Collected data entries:
**********

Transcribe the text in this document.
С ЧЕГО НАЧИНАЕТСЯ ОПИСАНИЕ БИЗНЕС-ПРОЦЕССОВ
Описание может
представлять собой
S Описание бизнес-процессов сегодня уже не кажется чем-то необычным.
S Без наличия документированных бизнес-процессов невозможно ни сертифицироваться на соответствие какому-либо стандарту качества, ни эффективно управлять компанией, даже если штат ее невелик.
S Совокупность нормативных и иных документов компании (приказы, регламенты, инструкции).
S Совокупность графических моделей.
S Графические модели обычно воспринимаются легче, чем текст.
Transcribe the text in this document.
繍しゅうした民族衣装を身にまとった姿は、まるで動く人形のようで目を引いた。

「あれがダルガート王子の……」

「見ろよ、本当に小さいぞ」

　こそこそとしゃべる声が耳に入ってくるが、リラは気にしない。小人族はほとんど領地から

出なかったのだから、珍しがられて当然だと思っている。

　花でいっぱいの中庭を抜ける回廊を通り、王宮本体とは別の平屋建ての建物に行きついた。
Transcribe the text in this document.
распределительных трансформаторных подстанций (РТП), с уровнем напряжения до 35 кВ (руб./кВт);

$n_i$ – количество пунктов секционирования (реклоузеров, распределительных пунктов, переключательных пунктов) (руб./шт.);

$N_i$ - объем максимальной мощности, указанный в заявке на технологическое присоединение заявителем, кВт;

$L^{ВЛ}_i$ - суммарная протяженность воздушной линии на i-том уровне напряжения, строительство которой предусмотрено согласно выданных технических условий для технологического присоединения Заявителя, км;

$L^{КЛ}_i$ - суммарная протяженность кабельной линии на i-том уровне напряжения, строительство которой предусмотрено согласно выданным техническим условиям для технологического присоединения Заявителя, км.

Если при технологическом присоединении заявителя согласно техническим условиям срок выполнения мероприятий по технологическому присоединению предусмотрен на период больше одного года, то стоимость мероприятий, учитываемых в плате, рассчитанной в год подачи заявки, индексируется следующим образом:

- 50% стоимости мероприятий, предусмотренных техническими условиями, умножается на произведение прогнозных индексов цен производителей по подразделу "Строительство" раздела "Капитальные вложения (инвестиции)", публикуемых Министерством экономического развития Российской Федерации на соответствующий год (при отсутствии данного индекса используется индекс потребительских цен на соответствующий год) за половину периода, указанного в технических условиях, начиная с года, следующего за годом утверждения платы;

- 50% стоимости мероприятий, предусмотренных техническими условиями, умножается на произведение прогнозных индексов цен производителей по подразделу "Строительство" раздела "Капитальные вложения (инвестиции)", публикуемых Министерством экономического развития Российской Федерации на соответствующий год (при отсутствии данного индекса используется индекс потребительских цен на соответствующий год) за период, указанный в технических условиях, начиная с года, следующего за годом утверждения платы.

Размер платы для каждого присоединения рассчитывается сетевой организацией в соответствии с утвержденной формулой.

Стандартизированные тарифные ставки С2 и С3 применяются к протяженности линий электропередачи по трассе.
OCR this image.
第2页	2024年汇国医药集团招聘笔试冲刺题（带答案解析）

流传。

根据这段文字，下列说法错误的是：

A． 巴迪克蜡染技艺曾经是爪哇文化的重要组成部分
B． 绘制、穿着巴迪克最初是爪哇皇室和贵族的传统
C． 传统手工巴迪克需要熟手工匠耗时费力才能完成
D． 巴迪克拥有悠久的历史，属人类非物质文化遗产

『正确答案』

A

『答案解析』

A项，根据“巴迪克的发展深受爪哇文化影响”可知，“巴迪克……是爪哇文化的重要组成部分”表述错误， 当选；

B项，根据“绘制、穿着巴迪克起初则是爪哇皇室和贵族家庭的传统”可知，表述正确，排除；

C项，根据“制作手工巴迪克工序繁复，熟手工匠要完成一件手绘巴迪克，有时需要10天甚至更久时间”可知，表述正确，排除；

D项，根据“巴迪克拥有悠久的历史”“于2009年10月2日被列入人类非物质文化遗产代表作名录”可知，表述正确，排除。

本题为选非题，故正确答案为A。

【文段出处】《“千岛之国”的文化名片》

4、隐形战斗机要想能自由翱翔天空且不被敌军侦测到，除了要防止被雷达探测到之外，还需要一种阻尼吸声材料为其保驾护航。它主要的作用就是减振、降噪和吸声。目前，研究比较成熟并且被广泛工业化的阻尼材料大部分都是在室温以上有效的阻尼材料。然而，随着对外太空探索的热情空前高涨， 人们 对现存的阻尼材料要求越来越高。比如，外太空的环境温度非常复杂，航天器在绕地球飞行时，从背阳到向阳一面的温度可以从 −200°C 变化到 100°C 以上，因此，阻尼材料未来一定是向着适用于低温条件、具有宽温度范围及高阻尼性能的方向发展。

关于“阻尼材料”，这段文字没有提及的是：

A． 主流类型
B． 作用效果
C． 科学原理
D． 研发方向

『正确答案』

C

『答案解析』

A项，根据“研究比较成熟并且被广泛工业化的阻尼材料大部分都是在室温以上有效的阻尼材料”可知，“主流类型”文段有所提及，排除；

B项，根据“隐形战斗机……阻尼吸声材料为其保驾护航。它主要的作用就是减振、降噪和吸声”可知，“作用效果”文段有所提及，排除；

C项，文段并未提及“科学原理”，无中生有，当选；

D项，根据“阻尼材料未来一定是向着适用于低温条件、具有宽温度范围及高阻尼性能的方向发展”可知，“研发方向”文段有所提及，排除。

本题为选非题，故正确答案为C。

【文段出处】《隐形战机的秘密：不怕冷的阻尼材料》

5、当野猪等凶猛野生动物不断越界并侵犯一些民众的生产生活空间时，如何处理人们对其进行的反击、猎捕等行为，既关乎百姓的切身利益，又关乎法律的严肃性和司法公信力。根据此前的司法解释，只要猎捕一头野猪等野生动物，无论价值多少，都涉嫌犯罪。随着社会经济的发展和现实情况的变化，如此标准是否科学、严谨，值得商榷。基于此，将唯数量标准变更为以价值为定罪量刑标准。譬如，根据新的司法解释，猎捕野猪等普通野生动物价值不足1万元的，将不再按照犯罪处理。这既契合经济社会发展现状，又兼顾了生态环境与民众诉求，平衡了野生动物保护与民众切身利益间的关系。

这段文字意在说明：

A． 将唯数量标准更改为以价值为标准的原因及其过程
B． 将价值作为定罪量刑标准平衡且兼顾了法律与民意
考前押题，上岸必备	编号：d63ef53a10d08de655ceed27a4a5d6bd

**********

__Task details__:
Say, as a number only, how many lines of the data contain "протяженность".

__Complete output__:
2